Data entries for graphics
◇ ◇ ◇ ◇ ◇ ◇ ◇

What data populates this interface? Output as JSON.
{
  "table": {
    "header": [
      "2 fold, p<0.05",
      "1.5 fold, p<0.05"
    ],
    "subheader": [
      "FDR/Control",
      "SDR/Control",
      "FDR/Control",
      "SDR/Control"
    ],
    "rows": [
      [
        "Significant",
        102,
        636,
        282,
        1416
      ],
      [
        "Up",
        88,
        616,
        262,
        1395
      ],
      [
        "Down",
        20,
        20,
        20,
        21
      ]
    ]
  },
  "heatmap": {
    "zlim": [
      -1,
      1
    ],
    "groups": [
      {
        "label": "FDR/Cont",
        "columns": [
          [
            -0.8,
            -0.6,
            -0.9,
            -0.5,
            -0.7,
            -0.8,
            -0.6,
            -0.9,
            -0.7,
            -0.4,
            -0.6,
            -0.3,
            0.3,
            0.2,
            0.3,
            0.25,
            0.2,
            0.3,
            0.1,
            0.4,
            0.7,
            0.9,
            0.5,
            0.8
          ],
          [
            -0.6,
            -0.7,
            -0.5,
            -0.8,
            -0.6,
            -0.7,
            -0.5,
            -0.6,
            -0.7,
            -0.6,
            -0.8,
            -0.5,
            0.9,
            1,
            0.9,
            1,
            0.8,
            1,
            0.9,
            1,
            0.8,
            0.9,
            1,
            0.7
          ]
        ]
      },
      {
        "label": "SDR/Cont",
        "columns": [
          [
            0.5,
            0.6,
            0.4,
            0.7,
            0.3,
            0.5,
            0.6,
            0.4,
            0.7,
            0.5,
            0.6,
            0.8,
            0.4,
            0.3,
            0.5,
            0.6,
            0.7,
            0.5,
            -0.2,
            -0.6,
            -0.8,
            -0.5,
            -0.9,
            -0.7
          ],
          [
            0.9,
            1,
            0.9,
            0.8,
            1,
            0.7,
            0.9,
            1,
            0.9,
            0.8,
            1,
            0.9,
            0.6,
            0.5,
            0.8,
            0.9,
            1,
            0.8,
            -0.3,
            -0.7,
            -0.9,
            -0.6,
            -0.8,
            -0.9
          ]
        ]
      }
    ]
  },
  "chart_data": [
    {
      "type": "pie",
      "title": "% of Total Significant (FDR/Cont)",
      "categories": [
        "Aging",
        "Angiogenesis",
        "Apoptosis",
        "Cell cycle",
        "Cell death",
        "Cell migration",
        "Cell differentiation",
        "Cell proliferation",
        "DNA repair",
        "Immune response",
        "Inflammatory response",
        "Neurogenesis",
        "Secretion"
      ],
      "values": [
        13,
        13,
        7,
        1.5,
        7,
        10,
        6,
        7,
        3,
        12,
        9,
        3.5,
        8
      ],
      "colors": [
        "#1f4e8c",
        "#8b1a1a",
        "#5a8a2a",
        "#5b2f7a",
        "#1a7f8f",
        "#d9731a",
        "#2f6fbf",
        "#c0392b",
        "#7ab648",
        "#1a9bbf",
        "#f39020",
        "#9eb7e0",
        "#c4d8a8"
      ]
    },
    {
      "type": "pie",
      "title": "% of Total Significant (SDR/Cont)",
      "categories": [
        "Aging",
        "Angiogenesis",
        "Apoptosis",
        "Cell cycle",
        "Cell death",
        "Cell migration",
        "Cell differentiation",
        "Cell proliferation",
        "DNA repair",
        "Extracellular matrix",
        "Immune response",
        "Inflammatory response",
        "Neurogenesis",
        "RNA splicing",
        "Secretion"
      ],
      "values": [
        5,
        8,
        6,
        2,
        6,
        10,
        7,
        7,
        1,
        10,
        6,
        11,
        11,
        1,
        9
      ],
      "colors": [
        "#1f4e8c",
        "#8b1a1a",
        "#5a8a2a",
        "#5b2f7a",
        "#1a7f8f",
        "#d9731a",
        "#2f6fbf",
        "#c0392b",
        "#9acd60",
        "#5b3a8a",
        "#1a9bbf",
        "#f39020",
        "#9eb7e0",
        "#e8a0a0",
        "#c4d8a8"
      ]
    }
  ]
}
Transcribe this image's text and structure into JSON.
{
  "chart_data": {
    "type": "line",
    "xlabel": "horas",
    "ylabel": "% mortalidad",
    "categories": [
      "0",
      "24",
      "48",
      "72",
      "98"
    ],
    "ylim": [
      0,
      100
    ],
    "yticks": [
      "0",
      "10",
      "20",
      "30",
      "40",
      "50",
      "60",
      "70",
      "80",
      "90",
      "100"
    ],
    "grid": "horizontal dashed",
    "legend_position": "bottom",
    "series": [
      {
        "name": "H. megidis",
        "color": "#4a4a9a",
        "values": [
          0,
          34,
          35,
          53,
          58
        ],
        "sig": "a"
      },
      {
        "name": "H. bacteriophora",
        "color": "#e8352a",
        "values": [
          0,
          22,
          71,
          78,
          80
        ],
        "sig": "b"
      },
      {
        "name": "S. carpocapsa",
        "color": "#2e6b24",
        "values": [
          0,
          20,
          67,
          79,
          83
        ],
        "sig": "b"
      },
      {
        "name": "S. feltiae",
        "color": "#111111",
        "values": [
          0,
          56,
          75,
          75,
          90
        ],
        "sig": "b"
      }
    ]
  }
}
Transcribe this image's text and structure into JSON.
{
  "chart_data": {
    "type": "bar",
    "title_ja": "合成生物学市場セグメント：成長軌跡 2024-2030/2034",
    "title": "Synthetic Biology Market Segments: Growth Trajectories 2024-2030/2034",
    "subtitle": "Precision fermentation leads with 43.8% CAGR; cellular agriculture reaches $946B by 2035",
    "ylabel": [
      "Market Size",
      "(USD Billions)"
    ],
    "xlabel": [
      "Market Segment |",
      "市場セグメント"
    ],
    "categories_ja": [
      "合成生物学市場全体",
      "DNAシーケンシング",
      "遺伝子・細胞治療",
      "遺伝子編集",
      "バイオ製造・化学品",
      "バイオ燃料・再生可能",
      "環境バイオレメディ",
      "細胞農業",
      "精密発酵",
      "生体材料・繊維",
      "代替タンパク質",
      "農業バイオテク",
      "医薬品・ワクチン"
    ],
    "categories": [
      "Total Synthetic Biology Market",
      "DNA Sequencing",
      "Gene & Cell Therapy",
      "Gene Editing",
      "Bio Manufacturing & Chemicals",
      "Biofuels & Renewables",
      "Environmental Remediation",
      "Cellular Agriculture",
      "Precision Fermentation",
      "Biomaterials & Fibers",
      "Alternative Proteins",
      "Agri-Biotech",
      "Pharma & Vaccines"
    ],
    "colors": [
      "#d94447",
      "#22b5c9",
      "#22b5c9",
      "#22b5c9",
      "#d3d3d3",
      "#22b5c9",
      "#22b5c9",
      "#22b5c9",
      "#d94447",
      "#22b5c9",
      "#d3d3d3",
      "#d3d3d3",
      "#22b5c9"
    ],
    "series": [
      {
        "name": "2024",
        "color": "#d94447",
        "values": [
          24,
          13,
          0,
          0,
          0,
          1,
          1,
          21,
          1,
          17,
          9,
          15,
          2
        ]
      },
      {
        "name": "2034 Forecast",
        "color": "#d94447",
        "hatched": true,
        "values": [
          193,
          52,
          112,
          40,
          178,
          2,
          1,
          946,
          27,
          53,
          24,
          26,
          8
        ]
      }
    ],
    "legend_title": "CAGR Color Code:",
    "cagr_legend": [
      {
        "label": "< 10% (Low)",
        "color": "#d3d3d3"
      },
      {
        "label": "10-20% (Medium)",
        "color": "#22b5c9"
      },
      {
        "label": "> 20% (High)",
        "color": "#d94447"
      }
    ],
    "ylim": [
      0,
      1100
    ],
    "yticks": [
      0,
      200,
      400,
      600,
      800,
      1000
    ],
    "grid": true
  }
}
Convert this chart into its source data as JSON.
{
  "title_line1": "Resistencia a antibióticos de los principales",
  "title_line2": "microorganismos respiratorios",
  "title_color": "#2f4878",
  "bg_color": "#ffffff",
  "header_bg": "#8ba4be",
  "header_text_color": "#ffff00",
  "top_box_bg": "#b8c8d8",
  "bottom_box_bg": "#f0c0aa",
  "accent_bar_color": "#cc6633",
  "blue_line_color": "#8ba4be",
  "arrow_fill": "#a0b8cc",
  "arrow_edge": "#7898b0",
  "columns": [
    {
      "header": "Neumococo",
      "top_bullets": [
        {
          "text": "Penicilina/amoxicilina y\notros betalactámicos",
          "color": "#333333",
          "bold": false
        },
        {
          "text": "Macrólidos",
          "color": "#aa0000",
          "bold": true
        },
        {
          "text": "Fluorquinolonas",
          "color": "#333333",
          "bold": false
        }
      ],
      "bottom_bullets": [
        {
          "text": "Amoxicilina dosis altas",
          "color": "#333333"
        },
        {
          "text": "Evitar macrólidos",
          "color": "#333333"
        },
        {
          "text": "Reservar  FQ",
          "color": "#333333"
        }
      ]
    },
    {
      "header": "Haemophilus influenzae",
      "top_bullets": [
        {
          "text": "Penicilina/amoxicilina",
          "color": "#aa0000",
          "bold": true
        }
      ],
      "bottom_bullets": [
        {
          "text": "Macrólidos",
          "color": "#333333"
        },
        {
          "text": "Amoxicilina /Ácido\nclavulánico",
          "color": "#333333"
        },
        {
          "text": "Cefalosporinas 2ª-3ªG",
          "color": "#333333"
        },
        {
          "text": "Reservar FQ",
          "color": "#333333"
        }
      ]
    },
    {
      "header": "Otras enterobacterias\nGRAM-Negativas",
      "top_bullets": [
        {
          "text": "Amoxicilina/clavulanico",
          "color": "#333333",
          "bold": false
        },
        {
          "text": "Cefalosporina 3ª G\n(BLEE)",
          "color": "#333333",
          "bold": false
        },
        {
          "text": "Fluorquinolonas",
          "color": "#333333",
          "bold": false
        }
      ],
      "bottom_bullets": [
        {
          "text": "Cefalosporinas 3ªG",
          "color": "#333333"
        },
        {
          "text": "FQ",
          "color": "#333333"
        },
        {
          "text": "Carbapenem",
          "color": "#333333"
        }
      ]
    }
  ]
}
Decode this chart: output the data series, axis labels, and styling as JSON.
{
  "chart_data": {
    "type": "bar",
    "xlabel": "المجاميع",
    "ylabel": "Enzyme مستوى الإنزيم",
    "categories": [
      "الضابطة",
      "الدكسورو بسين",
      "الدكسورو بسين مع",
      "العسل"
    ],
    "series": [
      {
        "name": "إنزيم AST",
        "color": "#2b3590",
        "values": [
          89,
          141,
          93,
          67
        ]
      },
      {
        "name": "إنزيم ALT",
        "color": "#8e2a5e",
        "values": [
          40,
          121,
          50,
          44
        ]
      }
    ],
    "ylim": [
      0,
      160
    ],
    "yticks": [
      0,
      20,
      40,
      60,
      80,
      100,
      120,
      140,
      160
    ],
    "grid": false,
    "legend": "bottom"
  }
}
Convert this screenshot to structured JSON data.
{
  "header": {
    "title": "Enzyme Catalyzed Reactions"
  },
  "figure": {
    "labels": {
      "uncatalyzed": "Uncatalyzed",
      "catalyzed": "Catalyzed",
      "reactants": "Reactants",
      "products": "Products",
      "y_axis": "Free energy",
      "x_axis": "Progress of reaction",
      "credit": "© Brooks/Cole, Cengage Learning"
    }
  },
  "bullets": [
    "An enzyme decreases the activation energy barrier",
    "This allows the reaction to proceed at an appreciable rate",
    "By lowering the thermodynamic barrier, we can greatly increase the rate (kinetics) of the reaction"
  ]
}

◇ ◇ ◇ ◇ ◇ ◇ ◇

— Task instructions —
Give exactly, and nothing besides, the lines from the one in which "Convert this screenshot" occurs through the end of the records.

— Expected answer —
Convert this screenshot to structured JSON data.
{
  "header": {
    "title": "Enzyme Catalyzed Reactions"
  },
  "figure": {
    "labels": {
      "uncatalyzed": "Uncatalyzed",
      "catalyzed": "Catalyzed",
      "reactants": "Reactants",
      "products": "Products",
      "y_axis": "Free energy",
      "x_axis": "Progress of reaction",
      "credit": "© Brooks/Cole, Cengage Learning"
    }
  },
  "bullets": [
    "An enzyme decreases the activation energy barrier",
    "This allows the reaction to proceed at an appreciable rate",
    "By lowering the thermodynamic barrier, we can greatly increase the rate (kinetics) of the reaction"
  ]
}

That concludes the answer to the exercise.